━━━ Working data ━━━

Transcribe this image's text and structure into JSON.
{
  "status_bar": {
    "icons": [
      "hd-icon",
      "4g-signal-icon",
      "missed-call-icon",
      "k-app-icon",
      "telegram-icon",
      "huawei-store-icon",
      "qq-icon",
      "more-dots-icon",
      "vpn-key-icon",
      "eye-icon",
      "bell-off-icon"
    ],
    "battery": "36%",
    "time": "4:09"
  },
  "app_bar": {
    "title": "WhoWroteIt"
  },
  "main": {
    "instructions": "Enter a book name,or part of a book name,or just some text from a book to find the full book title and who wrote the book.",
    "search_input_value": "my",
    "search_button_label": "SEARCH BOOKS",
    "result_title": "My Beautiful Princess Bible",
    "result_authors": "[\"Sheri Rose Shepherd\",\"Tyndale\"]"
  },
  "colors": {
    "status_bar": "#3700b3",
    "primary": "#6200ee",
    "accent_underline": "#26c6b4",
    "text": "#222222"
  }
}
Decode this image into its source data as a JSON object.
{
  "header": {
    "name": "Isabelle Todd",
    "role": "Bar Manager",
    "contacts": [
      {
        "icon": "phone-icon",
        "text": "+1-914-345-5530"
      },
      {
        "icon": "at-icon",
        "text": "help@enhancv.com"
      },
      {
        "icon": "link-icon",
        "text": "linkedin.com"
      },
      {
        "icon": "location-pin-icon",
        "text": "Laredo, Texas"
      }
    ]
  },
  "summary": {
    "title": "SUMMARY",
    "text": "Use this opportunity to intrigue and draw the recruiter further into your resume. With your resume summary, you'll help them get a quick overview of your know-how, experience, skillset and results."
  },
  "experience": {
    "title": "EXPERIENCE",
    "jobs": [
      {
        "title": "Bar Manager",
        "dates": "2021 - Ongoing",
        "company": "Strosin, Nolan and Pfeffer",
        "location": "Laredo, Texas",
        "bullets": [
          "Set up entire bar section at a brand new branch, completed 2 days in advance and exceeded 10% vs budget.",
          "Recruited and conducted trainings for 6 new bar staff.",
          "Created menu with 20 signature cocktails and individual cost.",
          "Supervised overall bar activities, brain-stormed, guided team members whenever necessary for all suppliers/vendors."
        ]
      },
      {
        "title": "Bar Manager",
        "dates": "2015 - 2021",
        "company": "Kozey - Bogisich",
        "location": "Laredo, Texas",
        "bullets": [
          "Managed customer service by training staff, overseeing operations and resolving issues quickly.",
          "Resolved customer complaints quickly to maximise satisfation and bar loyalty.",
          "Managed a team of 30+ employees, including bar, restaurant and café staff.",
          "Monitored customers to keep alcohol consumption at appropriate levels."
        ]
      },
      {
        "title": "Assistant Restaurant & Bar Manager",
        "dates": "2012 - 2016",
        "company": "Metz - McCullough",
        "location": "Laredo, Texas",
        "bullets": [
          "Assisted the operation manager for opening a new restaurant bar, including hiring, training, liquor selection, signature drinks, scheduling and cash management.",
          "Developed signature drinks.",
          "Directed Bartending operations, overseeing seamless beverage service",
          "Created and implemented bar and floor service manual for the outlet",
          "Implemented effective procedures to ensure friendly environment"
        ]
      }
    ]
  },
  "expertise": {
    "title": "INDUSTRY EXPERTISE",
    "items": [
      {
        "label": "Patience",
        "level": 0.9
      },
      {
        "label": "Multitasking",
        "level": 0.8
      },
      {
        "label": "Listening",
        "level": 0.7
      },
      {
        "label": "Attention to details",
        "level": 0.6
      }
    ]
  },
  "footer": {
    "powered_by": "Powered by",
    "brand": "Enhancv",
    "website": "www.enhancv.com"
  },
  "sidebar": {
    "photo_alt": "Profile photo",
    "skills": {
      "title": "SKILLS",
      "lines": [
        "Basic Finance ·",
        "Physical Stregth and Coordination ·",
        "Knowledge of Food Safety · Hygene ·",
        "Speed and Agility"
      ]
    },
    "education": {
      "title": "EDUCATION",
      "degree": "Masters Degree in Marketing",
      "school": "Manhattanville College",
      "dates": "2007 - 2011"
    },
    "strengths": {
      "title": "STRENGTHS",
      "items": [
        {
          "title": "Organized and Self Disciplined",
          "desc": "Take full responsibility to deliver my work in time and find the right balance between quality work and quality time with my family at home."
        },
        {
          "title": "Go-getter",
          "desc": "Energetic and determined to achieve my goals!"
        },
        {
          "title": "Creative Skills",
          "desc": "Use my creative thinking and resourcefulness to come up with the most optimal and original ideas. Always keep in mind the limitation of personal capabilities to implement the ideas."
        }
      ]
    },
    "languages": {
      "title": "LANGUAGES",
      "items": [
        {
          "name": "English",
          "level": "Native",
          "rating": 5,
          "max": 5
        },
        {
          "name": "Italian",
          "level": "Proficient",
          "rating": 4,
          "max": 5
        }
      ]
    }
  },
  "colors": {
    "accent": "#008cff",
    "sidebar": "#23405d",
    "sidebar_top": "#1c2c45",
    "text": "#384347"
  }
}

━━━

_Objective_: Repeat the records exactly, including every line.

_Finished answer_:
Transcribe this image's text and structure into JSON.
{
  "status_bar": {
    "icons": [
      "hd-icon",
      "4g-signal-icon",
      "missed-call-icon",
      "k-app-icon",
      "telegram-icon",
      "huawei-store-icon",
      "qq-icon",
      "more-dots-icon",
      "vpn-key-icon",
      "eye-icon",
      "bell-off-icon"
    ],
    "battery": "36%",
    "time": "4:09"
  },
  "app_bar": {
    "title": "WhoWroteIt"
  },
  "main": {
    "instructions": "Enter a book name,or part of a book name,or just some text from a book to find the full book title and who wrote the book.",
    "search_input_value": "my",
    "search_button_label": "SEARCH BOOKS",
    "result_title": "My Beautiful Princess Bible",
    "result_authors": "[\"Sheri Rose Shepherd\",\"Tyndale\"]"
  },
  "colors": {
    "status_bar": "#3700b3",
    "primary": "#6200ee",
    "accent_underline": "#26c6b4",
    "text": "#222222"
  }
}
Decode this image into its source data as a JSON object.
{
  "header": {
    "name": "Isabelle Todd",
    "role": "Bar Manager",
    "contacts": [
      {
        "icon": "phone-icon",
        "text": "+1-914-345-5530"
      },
      {
        "icon": "at-icon",
        "text": "help@enhancv.com"
      },
      {
        "icon": "link-icon",
        "text": "linkedin.com"
      },
      {
        "icon": "location-pin-icon",
        "text": "Laredo, Texas"
      }
    ]
  },
  "summary": {
    "title": "SUMMARY",
    "text": "Use this opportunity to intrigue and draw the recruiter further into your resume. With your resume summary, you'll help them get a quick overview of your know-how, experience, skillset and results."
  },
  "experience": {
    "title": "EXPERIENCE",
    "jobs": [
      {
        "title": "Bar Manager",
        "dates": "2021 - Ongoing",
        "company": "Strosin, Nolan and Pfeffer",
        "location": "Laredo, Texas",
        "bullets": [
          "Set up entire bar section at a brand new branch, completed 2 days in advance and exceeded 10% vs budget.",
          "Recruited and conducted trainings for 6 new bar staff.",
          "Created menu with 20 signature cocktails and individual cost.",
          "Supervised overall bar activities, brain-stormed, guided team members whenever necessary for all suppliers/vendors."
        ]
      },
      {
        "title": "Bar Manager",
        "dates": "2015 - 2021",
        "company": "Kozey - Bogisich",
        "location": "Laredo, Texas",
        "bullets": [
          "Managed customer service by training staff, overseeing operations and resolving issues quickly.",
          "Resolved customer complaints quickly to maximise satisfation and bar loyalty.",
          "Managed a team of 30+ employees, including bar, restaurant and café staff.",
          "Monitored customers to keep alcohol consumption at appropriate levels."
        ]
      },
      {
        "title": "Assistant Restaurant & Bar Manager",
        "dates": "2012 - 2016",
        "company": "Metz - McCullough",
        "location": "Laredo, Texas",
        "bullets": [
          "Assisted the operation manager for opening a new restaurant bar, including hiring, training, liquor selection, signature drinks, scheduling and cash management.",
          "Developed signature drinks.",
          "Directed Bartending operations, overseeing seamless beverage service",
          "Created and implemented bar and floor service manual for the outlet",
          "Implemented effective procedures to ensure friendly environment"
        ]
      }
    ]
  },
  "expertise": {
    "title": "INDUSTRY EXPERTISE",
    "items": [
      {
        "label": "Patience",
        "level": 0.9
      },
      {
        "label": "Multitasking",
        "level": 0.8
      },
      {
        "label": "Listening",
        "level": 0.7
      },
      {
        "label": "Attention to details",
        "level": 0.6
      }
    ]
  },
  "footer": {
    "powered_by": "Powered by",
    "brand": "Enhancv",
    "website": "www.enhancv.com"
  },
  "sidebar": {
    "photo_alt": "Profile photo",
    "skills": {
      "title": "SKILLS",
      "lines": [
        "Basic Finance ·",
        "Physical Stregth and Coordination ·",
        "Knowledge of Food Safety · Hygene ·",
        "Speed and Agility"
      ]
    },
    "education": {
      "title": "EDUCATION",
      "degree": "Masters Degree in Marketing",
      "school": "Manhattanville College",
      "dates": "2007 - 2011"
    },
    "strengths": {
      "title": "STRENGTHS",
      "items": [
        {
          "title": "Organized and Self Disciplined",
          "desc": "Take full responsibility to deliver my work in time and find the right balance between quality work and quality time with my family at home."
        },
        {
          "title": "Go-getter",
          "desc": "Energetic and determined to achieve my goals!"
        },
        {
          "title": "Creative Skills",
          "desc": "Use my creative thinking and resourcefulness to come up with the most optimal and original ideas. Always keep in mind the limitation of personal capabilities to implement the ideas."
        }
      ]
    },
    "languages": {
      "title": "LANGUAGES",
      "items": [
        {
          "name": "English",
          "level": "Native",
          "rating": 5,
          "max": 5
        },
        {
          "name": "Italian",
          "level": "Proficient",
          "rating": 4,
          "max": 5
        }
      ]
    }
  },
  "colors": {
    "accent": "#008cff",
    "sidebar": "#23405d",
    "sidebar_top": "#1c2c45",
    "text": "#384347"
  }
}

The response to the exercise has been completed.